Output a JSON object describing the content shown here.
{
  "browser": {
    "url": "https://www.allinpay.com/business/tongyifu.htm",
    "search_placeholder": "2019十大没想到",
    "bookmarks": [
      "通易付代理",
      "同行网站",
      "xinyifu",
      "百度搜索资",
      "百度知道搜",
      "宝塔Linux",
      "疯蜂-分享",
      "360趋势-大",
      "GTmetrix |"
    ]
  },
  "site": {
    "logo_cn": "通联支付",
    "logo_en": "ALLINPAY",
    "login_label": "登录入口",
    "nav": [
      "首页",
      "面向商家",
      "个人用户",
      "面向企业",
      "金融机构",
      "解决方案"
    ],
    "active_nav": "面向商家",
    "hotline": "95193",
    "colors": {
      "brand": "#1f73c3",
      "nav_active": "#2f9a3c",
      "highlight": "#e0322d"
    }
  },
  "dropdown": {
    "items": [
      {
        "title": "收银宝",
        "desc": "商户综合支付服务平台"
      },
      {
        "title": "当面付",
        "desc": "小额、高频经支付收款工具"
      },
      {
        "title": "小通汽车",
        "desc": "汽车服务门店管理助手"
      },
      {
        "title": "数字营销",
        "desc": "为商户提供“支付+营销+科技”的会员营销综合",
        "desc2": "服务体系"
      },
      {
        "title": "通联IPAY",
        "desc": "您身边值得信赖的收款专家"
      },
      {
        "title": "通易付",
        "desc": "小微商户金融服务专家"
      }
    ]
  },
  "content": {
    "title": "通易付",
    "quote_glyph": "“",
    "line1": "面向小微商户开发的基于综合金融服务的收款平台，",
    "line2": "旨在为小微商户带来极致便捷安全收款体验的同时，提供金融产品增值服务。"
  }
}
+++
■ Task brief ■
Reproduce every entry shown above, precisely as it stands.

■ Response to this task ■
Output a JSON object describing the content shown here.
{
  "browser": {
    "url": "https://www.allinpay.com/business/tongyifu.htm",
    "search_placeholder": "2019十大没想到",
    "bookmarks": [
      "通易付代理",
      "同行网站",
      "xinyifu",
      "百度搜索资",
      "百度知道搜",
      "宝塔Linux",
      "疯蜂-分享",
      "360趋势-大",
      "GTmetrix |"
    ]
  },
  "site": {
    "logo_cn": "通联支付",
    "logo_en": "ALLINPAY",
    "login_label": "登录入口",
    "nav": [
      "首页",
      "面向商家",
      "个人用户",
      "面向企业",
      "金融机构",
      "解决方案"
    ],
    "active_nav": "面向商家",
    "hotline": "95193",
    "colors": {
      "brand": "#1f73c3",
      "nav_active": "#2f9a3c",
      "highlight": "#e0322d"
    }
  },
  "dropdown": {
    "items": [
      {
        "title": "收银宝",
        "desc": "商户综合支付服务平台"
      },
      {
        "title": "当面付",
        "desc": "小额、高频经支付收款工具"
      },
      {
        "title": "小通汽车",
        "desc": "汽车服务门店管理助手"
      },
      {
        "title": "数字营销",
        "desc": "为商户提供“支付+营销+科技”的会员营销综合",
        "desc2": "服务体系"
      },
      {
        "title": "通联IPAY",
        "desc": "您身边值得信赖的收款专家"
      },
      {
        "title": "通易付",
        "desc": "小微商户金融服务专家"
      }
    ]
  },
  "content": {
    "title": "通易付",
    "quote_glyph": "“",
    "line1": "面向小微商户开发的基于综合金融服务的收款平台，",
    "line2": "旨在为小微商户带来极致便捷安全收款体验的同时，提供金融产品增值服务。"
  }
}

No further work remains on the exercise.